PROBLEM: Find the number of lines containing the string "JSON" in the data. Answer with the number by itself.
::::::
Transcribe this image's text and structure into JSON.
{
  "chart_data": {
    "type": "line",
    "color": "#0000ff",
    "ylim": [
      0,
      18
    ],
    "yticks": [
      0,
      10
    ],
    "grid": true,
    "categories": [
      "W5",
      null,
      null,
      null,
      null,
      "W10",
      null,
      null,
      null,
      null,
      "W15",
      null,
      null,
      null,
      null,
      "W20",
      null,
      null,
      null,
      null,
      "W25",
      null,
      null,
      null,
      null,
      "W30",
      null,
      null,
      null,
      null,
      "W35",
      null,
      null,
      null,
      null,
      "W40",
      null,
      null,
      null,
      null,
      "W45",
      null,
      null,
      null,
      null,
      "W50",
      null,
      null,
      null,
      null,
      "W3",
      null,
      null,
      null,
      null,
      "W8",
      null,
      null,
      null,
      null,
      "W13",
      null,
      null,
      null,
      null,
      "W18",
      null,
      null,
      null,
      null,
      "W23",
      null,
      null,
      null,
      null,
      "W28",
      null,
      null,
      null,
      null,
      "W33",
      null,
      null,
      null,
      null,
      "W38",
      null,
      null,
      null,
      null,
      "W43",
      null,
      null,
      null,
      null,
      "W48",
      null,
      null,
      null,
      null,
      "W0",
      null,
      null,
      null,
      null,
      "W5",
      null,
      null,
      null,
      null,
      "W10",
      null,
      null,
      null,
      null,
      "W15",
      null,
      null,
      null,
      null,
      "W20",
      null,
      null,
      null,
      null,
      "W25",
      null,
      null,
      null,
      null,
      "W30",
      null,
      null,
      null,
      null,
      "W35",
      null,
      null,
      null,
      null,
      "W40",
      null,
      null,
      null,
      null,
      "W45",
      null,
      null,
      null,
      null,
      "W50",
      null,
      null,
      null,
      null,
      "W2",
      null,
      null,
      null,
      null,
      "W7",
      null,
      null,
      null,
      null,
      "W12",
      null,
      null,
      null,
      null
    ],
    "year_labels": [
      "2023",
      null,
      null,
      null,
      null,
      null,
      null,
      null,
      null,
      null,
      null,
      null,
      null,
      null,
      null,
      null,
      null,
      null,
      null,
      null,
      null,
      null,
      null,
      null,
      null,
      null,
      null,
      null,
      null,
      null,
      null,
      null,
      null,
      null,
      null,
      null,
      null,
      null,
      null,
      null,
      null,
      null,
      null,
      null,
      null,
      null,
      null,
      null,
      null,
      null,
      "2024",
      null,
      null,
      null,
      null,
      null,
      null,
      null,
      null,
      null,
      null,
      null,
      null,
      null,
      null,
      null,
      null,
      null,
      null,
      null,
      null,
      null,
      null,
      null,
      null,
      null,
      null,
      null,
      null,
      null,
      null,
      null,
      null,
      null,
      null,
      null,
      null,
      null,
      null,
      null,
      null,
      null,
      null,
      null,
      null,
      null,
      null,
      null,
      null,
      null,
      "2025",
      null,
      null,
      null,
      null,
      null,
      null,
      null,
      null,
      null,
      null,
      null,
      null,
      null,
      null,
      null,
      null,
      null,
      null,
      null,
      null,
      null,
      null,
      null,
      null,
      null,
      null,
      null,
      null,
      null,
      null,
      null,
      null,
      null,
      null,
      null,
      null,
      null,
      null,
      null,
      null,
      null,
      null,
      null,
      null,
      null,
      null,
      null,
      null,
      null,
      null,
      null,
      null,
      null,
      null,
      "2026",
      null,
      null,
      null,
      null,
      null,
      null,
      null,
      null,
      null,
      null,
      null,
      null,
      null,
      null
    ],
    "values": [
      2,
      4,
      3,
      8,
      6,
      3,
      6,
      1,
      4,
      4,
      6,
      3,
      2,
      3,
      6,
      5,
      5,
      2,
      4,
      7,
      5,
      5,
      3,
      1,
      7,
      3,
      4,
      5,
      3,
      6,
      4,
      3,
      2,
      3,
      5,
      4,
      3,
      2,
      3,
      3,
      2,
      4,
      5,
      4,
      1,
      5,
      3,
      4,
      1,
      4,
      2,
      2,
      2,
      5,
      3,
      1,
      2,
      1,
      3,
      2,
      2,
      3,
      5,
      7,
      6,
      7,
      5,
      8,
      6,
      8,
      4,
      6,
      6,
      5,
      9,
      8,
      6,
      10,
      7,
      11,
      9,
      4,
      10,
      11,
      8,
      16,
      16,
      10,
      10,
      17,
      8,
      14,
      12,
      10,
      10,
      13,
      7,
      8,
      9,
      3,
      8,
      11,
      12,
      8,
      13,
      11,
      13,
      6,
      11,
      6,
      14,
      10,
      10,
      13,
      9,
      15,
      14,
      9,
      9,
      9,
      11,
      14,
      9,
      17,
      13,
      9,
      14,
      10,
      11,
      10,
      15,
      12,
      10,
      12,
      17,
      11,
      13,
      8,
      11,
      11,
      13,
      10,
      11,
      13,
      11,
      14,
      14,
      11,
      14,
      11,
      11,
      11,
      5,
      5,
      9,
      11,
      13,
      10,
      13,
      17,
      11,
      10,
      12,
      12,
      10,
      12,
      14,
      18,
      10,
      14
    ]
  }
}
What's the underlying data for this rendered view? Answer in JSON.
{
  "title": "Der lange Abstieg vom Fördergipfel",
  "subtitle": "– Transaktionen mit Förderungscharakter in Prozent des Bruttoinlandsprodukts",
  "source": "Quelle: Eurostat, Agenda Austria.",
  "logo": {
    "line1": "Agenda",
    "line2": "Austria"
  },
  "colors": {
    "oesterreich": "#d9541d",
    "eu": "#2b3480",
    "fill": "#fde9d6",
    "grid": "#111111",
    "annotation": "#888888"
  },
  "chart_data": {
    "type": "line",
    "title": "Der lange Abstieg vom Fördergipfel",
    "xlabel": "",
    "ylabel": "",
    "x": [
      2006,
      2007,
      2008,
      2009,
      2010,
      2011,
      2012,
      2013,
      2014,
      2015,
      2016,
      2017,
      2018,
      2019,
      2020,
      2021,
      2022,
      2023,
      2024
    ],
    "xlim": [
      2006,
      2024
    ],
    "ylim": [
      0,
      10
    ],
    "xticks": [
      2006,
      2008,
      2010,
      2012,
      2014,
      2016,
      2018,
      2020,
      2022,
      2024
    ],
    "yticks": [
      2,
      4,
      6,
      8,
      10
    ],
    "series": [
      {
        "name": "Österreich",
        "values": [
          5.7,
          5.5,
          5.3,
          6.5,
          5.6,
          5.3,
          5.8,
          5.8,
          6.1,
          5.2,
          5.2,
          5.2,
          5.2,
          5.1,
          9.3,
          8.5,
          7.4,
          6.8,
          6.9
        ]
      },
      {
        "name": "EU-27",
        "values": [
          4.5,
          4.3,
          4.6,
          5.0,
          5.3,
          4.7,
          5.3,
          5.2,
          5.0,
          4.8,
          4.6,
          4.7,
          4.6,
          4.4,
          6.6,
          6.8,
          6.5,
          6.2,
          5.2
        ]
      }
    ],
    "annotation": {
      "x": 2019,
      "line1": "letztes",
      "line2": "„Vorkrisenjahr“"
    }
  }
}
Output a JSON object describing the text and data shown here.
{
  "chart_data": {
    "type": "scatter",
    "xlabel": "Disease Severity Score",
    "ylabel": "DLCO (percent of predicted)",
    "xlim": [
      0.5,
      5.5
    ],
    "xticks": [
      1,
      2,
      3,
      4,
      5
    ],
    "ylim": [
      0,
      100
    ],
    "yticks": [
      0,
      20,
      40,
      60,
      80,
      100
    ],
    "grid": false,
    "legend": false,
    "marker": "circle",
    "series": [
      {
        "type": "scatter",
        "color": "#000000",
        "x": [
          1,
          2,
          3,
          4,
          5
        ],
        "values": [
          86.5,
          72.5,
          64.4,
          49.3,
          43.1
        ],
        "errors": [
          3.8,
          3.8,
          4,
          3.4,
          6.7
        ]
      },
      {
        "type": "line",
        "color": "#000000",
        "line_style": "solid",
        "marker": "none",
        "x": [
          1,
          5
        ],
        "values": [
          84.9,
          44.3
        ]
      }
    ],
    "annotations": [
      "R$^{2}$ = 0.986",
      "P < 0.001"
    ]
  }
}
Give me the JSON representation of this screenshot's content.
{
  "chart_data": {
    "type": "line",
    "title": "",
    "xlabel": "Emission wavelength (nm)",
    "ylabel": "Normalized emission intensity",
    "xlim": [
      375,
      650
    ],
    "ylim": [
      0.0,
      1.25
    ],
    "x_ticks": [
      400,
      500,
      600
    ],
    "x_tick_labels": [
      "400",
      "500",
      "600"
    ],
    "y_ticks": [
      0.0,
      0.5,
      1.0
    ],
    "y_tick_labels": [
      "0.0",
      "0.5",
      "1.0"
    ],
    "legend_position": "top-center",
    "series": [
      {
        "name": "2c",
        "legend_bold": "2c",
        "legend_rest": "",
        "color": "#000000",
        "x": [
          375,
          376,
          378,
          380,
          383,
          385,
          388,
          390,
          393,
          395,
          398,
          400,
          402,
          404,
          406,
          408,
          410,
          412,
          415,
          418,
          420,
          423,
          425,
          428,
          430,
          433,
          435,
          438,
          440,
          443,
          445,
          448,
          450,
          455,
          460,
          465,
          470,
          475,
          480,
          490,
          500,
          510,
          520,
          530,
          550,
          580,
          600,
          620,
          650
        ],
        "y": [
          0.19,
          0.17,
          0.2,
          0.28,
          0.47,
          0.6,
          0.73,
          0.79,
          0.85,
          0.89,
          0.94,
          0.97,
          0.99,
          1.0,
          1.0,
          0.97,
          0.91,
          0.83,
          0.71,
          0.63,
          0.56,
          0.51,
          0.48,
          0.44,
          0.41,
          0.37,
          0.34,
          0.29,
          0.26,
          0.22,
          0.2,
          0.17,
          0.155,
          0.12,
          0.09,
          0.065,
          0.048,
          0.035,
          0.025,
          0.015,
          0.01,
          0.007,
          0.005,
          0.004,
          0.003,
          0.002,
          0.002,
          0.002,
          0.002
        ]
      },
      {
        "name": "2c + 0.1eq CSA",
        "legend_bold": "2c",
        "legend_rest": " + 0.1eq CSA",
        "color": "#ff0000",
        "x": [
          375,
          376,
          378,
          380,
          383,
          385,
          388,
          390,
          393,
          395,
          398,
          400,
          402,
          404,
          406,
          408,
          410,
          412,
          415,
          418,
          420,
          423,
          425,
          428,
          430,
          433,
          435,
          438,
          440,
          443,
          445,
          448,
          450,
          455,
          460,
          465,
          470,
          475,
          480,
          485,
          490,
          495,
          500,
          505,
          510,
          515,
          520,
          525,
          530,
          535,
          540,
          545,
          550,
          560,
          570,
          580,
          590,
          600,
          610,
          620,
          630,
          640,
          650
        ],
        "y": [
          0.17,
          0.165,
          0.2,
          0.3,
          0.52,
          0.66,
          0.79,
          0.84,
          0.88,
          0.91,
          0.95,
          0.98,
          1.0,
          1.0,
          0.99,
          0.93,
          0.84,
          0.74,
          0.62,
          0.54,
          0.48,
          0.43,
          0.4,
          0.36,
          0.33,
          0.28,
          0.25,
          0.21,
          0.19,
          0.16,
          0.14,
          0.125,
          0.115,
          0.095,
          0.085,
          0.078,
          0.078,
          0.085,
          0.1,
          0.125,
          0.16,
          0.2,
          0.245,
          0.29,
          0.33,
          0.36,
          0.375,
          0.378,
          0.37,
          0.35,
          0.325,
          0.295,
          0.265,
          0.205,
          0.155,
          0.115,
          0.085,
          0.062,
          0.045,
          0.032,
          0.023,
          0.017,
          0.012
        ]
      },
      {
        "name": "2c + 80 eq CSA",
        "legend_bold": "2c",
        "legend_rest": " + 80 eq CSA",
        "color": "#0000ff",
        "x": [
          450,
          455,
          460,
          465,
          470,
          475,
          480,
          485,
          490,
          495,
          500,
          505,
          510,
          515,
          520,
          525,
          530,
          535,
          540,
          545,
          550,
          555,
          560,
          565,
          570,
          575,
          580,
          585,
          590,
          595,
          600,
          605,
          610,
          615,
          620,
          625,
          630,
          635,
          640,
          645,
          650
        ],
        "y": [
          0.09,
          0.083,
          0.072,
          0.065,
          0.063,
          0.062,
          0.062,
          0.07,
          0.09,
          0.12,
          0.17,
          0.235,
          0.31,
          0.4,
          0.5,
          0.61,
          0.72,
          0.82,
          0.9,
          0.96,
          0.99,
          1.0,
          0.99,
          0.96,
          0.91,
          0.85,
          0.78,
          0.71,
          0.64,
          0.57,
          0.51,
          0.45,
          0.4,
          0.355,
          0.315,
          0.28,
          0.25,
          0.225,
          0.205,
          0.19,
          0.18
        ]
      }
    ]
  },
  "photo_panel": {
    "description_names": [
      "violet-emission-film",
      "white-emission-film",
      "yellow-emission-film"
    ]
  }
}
::::::
EXERCISE ANSWER: 4